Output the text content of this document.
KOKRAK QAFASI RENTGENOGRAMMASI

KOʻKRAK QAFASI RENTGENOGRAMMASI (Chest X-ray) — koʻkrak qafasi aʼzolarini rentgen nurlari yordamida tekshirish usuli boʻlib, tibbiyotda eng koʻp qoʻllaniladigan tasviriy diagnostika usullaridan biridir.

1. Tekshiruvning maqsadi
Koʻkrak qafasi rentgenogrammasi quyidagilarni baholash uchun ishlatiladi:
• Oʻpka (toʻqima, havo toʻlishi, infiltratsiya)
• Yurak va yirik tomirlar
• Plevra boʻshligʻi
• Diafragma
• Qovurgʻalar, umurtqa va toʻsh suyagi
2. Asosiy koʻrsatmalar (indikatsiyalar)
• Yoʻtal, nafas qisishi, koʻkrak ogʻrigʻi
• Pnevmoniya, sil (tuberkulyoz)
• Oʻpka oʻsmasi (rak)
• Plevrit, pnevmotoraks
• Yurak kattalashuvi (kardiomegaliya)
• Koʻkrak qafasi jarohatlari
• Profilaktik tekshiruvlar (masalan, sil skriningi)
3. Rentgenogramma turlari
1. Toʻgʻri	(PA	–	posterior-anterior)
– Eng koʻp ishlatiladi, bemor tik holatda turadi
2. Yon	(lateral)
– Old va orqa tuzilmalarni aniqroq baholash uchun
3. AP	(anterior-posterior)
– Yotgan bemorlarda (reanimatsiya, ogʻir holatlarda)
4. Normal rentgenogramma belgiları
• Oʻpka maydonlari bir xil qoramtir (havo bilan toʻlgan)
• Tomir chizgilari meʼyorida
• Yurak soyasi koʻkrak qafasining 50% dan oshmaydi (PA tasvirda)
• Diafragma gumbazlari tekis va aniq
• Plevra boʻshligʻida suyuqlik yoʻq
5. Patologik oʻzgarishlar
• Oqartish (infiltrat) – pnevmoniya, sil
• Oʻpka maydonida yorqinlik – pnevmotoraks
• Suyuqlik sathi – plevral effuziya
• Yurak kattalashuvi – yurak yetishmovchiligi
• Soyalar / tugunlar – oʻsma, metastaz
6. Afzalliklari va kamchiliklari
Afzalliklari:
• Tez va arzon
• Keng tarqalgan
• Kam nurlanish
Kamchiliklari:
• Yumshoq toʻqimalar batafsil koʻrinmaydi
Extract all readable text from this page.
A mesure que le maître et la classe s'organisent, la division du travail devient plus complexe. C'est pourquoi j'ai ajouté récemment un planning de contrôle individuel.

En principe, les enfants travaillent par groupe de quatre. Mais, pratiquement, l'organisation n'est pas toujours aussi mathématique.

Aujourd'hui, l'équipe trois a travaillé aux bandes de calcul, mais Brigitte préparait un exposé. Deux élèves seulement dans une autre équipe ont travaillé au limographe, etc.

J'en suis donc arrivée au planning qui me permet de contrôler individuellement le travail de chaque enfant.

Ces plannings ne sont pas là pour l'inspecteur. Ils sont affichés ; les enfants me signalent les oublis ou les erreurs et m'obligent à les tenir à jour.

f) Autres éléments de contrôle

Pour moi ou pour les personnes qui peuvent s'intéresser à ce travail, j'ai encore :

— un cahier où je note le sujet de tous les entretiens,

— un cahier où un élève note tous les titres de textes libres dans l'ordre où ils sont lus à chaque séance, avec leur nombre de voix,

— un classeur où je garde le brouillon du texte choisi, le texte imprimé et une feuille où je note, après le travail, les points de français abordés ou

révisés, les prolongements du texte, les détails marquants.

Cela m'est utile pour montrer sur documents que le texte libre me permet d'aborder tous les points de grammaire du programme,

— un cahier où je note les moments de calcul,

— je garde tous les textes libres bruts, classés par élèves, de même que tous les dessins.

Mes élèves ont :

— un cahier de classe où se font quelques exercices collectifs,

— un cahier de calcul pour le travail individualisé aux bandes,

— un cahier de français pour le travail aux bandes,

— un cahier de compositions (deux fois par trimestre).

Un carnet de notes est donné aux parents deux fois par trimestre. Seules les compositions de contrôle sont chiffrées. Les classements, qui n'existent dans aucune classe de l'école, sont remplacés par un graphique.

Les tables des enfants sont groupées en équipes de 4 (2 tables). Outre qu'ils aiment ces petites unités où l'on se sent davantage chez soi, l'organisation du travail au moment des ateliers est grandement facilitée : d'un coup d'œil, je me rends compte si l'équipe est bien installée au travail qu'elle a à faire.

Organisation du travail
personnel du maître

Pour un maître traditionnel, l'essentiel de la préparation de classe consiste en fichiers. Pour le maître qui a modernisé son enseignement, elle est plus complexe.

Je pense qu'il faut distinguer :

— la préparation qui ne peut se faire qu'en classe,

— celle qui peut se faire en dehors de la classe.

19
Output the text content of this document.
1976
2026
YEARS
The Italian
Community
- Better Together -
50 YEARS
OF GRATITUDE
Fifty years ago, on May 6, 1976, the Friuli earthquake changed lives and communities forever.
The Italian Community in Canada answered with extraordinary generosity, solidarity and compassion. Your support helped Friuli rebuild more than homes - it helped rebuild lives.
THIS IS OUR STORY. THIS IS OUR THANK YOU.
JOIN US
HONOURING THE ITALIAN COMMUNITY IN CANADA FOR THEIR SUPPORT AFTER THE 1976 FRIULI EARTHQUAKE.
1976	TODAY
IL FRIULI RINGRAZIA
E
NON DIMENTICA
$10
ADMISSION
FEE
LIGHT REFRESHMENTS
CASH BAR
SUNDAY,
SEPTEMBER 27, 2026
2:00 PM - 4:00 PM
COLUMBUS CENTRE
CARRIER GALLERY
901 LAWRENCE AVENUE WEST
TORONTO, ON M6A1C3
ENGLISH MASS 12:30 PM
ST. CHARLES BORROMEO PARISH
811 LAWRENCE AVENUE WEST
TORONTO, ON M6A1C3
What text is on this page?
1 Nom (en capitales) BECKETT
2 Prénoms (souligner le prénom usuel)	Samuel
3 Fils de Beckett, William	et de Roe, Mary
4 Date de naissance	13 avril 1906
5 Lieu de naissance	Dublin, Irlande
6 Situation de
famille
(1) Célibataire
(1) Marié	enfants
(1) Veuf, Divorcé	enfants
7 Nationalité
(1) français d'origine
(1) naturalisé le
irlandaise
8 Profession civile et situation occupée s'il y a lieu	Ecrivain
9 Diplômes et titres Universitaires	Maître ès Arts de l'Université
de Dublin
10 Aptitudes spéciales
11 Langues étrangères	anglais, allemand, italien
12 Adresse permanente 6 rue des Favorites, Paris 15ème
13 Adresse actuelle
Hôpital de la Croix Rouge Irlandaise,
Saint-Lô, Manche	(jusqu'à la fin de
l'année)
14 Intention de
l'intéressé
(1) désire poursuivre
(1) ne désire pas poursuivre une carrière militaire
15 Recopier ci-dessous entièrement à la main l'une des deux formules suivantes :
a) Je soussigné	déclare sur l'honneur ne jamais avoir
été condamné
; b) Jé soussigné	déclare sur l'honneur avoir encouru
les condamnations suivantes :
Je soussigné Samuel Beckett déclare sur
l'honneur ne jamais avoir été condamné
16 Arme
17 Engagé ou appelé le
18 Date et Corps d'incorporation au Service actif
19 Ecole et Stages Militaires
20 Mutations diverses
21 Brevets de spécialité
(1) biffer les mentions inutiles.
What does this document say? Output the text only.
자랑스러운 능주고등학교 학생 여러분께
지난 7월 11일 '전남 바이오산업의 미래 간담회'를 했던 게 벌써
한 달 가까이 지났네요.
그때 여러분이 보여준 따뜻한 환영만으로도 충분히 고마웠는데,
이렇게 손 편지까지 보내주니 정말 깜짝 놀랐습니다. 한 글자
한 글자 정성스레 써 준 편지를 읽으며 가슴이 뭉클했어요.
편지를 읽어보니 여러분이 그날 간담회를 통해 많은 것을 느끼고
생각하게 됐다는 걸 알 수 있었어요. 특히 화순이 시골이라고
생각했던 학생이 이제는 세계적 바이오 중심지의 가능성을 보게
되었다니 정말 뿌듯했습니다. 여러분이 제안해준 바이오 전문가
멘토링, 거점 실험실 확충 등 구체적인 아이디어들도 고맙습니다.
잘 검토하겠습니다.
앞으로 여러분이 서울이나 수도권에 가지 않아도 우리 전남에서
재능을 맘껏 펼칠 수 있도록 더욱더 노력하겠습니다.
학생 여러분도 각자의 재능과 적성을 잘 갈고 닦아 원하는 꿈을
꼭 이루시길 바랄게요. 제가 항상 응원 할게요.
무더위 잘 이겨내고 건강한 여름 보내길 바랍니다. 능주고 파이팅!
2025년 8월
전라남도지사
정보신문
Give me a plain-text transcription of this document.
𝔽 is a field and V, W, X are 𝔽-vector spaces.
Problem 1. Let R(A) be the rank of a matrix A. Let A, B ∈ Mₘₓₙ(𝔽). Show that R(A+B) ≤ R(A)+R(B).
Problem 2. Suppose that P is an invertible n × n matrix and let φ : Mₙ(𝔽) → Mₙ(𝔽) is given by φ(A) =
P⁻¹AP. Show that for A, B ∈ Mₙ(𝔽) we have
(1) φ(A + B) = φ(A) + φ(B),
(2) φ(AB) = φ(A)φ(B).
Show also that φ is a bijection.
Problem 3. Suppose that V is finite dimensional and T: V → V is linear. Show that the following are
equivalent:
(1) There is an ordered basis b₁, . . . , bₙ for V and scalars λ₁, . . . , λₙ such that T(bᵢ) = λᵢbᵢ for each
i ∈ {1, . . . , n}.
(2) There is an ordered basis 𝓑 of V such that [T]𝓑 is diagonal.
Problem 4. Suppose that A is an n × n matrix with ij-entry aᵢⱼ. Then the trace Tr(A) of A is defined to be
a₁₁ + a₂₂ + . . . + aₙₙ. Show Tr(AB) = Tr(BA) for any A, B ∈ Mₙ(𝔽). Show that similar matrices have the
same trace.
::::::
**What is being asked:**
Which lines include "préparation"? Copy each of them out.

**Written response:**
Pour un maître traditionnel, l'essentiel de la préparation de classe consiste en fichiers. Pour le maître qui a modernisé son enseignement, elle est plus complexe.
— la préparation qui ne peut se faire qu'en classe,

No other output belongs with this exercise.